**Quoted text**
Our new "old" barn - built from two old barns, one of which was my Dad's.
Our new “old” barn – built from two old barns, one of which was my Dad’s.
The Chicken Coop
Willie – The Farm’s Tractor
View Of The Barn Patio From The Upper Pergola Area
The View From Above The Garden
Some Of Our Pepper Harvest
Our 12′ Barn Table – built from old barn rafters and wood
The Upper Pergola

On September 4th, 2010, on a beautiful Friday evening – the little roar of a walk behind sickle bar mower came to life on an overgrown 3 acre property – and began what Mary and I call our dream, Old World Garden Farms.

It took us that entire weekend to get the land cleared, and for the remainder of that fall and winter, we began to plan our little farm.

Our History

We both came from great families who gardened, and both have fond childhood memories of working alongside our parents in the garden and kitchen. We remember homegrown meals, and great winter dishes made from the food we grew and canned in the summer. We both loved it, and strive to once again create a household that embraces those values responsibly. Simply put – to do things the best way possible for us and the land.  Nothing more – and nothing less

We built our first “farm building” in the early spring of 2011  – our chicken coop.  We made the coop from recycled shipping crates and pallets – and it became home to our 9 newly hatched hens.   Those 9 chicks grew into our “girls” – who now provide our family and friends with farm fresh eggs each day.  Later that spring the garden space was created and planted – and using our raised row, no-till system – we  harvested over 2000 lbs of produce the very first year.

**Record extracts**
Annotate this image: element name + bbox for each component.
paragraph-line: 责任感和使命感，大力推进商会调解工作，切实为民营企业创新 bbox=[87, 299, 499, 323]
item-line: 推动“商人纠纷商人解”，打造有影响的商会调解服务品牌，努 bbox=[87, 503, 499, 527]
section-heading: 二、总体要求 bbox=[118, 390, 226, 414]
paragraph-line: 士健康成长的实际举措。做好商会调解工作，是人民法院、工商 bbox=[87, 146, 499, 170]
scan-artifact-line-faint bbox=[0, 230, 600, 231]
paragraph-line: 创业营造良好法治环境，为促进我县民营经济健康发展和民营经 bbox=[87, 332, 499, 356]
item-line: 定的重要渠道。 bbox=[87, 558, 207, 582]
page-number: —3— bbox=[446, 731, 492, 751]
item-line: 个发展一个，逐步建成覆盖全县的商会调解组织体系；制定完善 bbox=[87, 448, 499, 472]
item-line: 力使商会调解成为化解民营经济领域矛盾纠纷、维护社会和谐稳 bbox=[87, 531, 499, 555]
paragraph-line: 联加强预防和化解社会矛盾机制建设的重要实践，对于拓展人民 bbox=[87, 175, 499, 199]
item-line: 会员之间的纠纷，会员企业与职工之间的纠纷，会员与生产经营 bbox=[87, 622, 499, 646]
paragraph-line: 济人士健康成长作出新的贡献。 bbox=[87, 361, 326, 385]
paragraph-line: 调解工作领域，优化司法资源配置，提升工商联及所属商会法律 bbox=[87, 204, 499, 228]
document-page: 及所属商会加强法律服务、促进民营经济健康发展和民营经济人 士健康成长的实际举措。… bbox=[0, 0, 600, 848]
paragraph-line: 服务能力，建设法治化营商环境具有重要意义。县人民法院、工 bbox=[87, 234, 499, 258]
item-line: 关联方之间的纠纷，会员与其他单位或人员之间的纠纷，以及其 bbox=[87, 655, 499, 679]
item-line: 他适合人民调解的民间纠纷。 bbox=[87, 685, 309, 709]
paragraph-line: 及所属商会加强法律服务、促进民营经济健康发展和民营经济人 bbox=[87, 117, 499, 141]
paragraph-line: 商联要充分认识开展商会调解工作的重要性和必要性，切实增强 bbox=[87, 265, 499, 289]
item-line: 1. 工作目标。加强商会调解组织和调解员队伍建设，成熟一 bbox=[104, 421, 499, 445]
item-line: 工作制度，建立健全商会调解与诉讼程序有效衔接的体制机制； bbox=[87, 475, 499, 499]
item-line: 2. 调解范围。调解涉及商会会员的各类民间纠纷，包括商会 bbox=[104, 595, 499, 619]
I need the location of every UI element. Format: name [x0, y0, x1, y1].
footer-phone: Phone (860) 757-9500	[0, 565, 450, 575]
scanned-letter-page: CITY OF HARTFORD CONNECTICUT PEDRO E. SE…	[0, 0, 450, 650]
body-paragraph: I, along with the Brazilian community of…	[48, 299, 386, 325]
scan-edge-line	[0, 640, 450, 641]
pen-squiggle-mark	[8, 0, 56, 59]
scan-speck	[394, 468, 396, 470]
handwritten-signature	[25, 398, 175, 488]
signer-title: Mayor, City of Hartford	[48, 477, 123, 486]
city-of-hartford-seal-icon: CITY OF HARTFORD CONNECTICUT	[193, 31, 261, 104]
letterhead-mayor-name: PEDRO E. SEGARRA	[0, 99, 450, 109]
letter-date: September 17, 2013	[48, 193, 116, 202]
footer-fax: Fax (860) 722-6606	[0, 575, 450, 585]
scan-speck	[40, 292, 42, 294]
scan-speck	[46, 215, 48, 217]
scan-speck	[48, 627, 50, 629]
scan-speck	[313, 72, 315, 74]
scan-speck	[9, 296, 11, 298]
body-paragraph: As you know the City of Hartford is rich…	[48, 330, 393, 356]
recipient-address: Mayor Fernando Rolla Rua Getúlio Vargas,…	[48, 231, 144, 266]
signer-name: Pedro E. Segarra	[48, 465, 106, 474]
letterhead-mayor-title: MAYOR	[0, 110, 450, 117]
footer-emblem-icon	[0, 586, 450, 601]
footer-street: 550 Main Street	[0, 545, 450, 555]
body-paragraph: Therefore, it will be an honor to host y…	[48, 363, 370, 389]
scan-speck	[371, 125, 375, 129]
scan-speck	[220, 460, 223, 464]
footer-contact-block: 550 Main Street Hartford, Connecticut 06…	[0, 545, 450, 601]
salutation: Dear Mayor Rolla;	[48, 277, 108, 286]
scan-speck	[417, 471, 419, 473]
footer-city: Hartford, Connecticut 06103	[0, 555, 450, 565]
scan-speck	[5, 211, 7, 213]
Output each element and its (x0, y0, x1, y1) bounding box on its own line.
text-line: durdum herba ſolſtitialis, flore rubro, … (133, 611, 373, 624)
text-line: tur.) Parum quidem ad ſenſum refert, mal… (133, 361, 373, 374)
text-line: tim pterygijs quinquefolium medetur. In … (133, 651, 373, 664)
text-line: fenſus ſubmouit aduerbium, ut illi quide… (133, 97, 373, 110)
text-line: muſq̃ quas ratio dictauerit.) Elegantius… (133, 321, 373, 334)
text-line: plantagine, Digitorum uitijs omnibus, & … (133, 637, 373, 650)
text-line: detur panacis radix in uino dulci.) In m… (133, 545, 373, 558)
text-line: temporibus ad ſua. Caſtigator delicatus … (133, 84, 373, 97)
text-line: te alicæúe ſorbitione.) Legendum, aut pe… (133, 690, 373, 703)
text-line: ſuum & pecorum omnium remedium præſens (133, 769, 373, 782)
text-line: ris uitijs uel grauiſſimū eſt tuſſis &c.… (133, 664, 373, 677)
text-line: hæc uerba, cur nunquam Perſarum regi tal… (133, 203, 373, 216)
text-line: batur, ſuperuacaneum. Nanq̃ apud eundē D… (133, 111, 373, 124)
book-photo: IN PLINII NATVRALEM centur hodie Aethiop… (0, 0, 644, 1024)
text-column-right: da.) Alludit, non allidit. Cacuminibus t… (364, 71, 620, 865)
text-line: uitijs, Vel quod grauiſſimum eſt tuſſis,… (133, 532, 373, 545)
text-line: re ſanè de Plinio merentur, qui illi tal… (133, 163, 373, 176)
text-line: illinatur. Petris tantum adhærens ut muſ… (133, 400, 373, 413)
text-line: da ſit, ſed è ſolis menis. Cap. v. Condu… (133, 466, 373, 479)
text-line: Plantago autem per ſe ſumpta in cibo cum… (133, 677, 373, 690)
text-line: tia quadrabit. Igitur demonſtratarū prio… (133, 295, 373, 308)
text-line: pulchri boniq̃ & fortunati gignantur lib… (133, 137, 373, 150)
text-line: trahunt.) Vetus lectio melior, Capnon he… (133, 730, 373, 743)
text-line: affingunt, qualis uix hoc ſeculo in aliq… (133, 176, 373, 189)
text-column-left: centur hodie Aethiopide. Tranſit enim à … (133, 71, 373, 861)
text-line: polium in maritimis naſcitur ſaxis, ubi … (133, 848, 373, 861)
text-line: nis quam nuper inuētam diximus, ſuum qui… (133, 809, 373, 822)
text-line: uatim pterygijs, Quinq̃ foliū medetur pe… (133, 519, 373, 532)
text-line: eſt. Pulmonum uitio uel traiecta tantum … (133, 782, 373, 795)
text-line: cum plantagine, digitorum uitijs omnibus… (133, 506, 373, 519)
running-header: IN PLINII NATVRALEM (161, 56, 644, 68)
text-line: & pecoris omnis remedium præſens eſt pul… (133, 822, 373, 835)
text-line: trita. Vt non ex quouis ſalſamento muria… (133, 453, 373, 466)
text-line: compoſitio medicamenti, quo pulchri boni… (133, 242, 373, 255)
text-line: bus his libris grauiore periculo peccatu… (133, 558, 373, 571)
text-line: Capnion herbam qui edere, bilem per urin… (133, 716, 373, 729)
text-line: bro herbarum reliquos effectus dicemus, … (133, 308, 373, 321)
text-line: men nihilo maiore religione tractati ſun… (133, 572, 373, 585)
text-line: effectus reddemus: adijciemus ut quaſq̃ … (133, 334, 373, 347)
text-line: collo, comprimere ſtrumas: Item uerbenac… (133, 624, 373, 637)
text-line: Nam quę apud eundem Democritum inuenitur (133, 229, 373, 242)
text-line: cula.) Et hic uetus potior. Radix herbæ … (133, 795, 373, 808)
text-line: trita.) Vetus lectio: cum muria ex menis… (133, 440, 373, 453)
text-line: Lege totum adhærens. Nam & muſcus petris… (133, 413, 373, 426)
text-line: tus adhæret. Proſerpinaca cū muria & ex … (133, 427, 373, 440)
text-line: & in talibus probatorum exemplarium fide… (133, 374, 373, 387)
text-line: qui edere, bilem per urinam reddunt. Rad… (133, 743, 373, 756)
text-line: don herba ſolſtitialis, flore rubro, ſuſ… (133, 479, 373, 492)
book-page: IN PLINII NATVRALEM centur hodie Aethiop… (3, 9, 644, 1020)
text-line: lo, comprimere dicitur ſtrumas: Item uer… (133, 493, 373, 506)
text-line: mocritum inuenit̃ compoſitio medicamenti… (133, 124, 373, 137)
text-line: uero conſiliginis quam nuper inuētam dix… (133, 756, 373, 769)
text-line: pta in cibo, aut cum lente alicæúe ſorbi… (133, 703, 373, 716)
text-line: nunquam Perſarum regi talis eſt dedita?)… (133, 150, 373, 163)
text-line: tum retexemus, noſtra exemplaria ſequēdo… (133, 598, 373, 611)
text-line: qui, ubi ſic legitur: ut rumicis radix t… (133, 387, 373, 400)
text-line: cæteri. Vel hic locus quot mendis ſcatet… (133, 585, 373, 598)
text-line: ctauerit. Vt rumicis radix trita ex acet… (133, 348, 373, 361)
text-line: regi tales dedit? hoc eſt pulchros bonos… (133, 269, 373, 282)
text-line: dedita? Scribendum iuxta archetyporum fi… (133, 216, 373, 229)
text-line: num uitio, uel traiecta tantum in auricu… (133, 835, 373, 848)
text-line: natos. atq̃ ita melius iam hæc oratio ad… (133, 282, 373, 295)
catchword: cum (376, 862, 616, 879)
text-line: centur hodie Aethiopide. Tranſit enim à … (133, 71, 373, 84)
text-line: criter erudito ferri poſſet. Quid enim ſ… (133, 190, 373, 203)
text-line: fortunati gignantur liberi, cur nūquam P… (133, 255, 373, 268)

**Required work**
- a) Quote everything in the Old World Garden Farms page from "On September 4th, 2010, on" down to "our little farm.".
- b) According to the Old World Garden Farms page, why do the writer and Mary strive to create a household that embraces the values of their childhood? Answer in one to three sentences.
- c) Pick up the Old World Garden Farms page after its final sentence and write what comes next.

**Responses in order**
- a)
On September 4th, 2010, on a beautiful Friday evening – the little roar of a walk behind sickle bar mower came to life on an overgrown 3 acre property – and began what Mary and I call our dream, Old World Garden Farms.

It took us that entire weekend to get the land cleared, and for the remainder of that fall and winter, we began to plan our little farm.

- b) Both came from families who gardened, and both have fond memories of working alongside their parents in the garden and kitchen and of eating homegrown meals and winter dishes made from food grown and canned in summer. They both loved that way of life, so they strive to recreate it and do things the best way possible for themselves and the land.

- c)
From there on out – we just continue to work at the dream – building the farm one recycled project at a time.  We built our compost bin system from recycled pallets, installed our garden pergola and patio with reclaimed brick, and completed our biggest project to date – the building of our farm’s barn from two old recycled barns.

We are committed to a more simple approach to life and the farm, conserving the resources we consume, and being responsible for the food we eat.  In 2012, we added a rain water reclamation system to the barn using recycled water totes, planted a small vineyard and orchard – and doubled the size of our garden.  Our  long-term dream is to put a  house on the property, perhaps a little winery – and a little cabin for a bed and breakfast.  But more than anything else…to always have fun in what we do.

We have tried to incorporate simplicity and responsibility into every facet of “The Farm” – following 4 simple guidelines.

1. To build a completely sustainable farm with zero debt.
2.  To be responsible for the majority of the food we eat through growing, canning and preserving.
3. To re-use salvaged and recycled materials wherever and whenever in our buildings and projects on the farm.
4. To make it beautiful, and have fun doing it.

You can follow along each week with us by signing up to follow the blog via email in the right hand column, “like” us here on Facebook, or follow us here on Twitter.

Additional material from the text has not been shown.